▶ [Directions for this task]: Below are the records; reproduce all of them exactly but without any images.

Stored data entries

::::

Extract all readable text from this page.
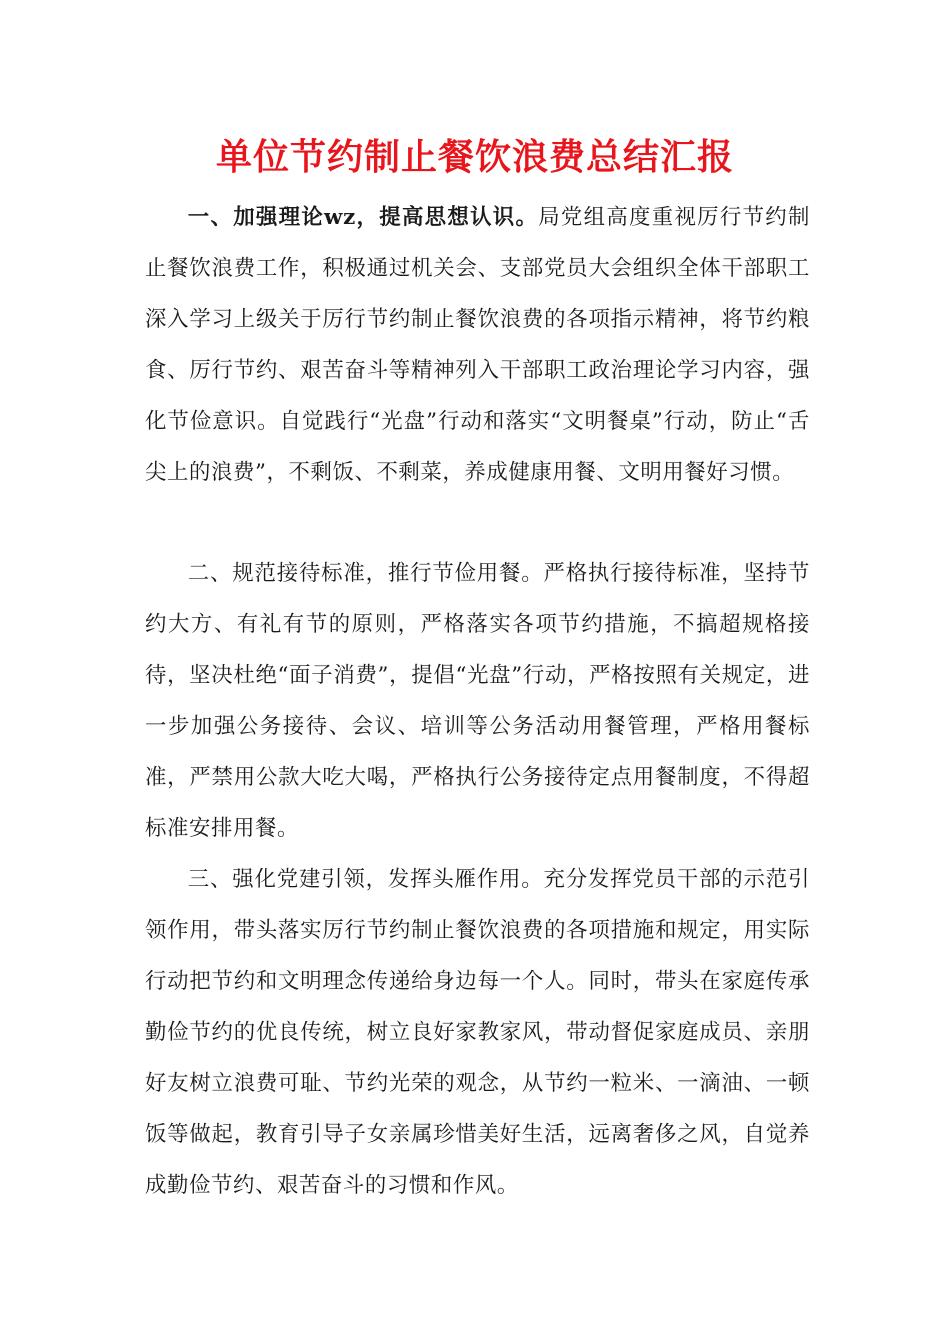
单位节约制止餐饮浪费总结汇报

一、加强理论wz，提高思想认识。局党组高度重视厉行节约制止餐饮浪费工作，积极通过机关会、支部党员大会组织全体干部职工深入学习上级关于厉行节约制止餐饮浪费的各项指示精神，将节约粮食、厉行节约、艰苦奋斗等精神列入干部职工政治理论学习内容，强化节俭意识。自觉践行“光盘”行动和落实“文明餐桌”行动，防止“舌尖上的浪费”，不剩饭、不剩菜，养成健康用餐、文明用餐好习惯。

二、规范接待标准，推行节俭用餐。严格执行接待标准，坚持节约大方、有礼有节的原则，严格落实各项节约措施，不搞超规格接待，坚决杜绝“面子消费”，提倡“光盘”行动，严格按照有关规定，进一步加强公务接待、会议、培训等公务活动用餐管理，严格用餐标准，严禁用公款大吃大喝，严格执行公务接待定点用餐制度，不得超标准安排用餐。

三、强化党建引领，发挥头雁作用。充分发挥党员干部的示范引领作用，带头落实厉行节约制止餐饮浪费的各项措施和规定，用实际行动把节约和文明理念传递给身边每一个人。同时，带头在家庭传承勤俭节约的优良传统，树立良好家教家风，带动督促家庭成员、亲朋好友树立浪费可耻、节约光荣的观念，从节约一粒米、一滴油、一顿饭等做起，教育引导子女亲属珍惜美好生活，远离奢侈之风，自觉养成勤俭节约、艰苦奋斗的习惯和作风。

::::

▶ [Written answer]:
Extract all readable text from this page.
单位节约制止餐饮浪费总结汇报

一、加强理论wz，提高思想认识。局党组高度重视厉行节约制止餐饮浪费工作，积极通过机关会、支部党员大会组织全体干部职工深入学习上级关于厉行节约制止餐饮浪费的各项指示精神，将节约粮食、厉行节约、艰苦奋斗等精神列入干部职工政治理论学习内容，强化节俭意识。自觉践行“光盘”行动和落实“文明餐桌”行动，防止“舌尖上的浪费”，不剩饭、不剩菜，养成健康用餐、文明用餐好习惯。

二、规范接待标准，推行节俭用餐。严格执行接待标准，坚持节约大方、有礼有节的原则，严格落实各项节约措施，不搞超规格接待，坚决杜绝“面子消费”，提倡“光盘”行动，严格按照有关规定，进一步加强公务接待、会议、培训等公务活动用餐管理，严格用餐标准，严禁用公款大吃大喝，严格执行公务接待定点用餐制度，不得超标准安排用餐。

三、强化党建引领，发挥头雁作用。充分发挥党员干部的示范引领作用，带头落实厉行节约制止餐饮浪费的各项措施和规定，用实际行动把节约和文明理念传递给身边每一个人。同时，带头在家庭传承勤俭节约的优良传统，树立良好家教家风，带动督促家庭成员、亲朋好友树立浪费可耻、节约光荣的观念，从节约一粒米、一滴油、一顿饭等做起，教育引导子女亲属珍惜美好生活，远离奢侈之风，自觉养成勤俭节约、艰苦奋斗的习惯和作风。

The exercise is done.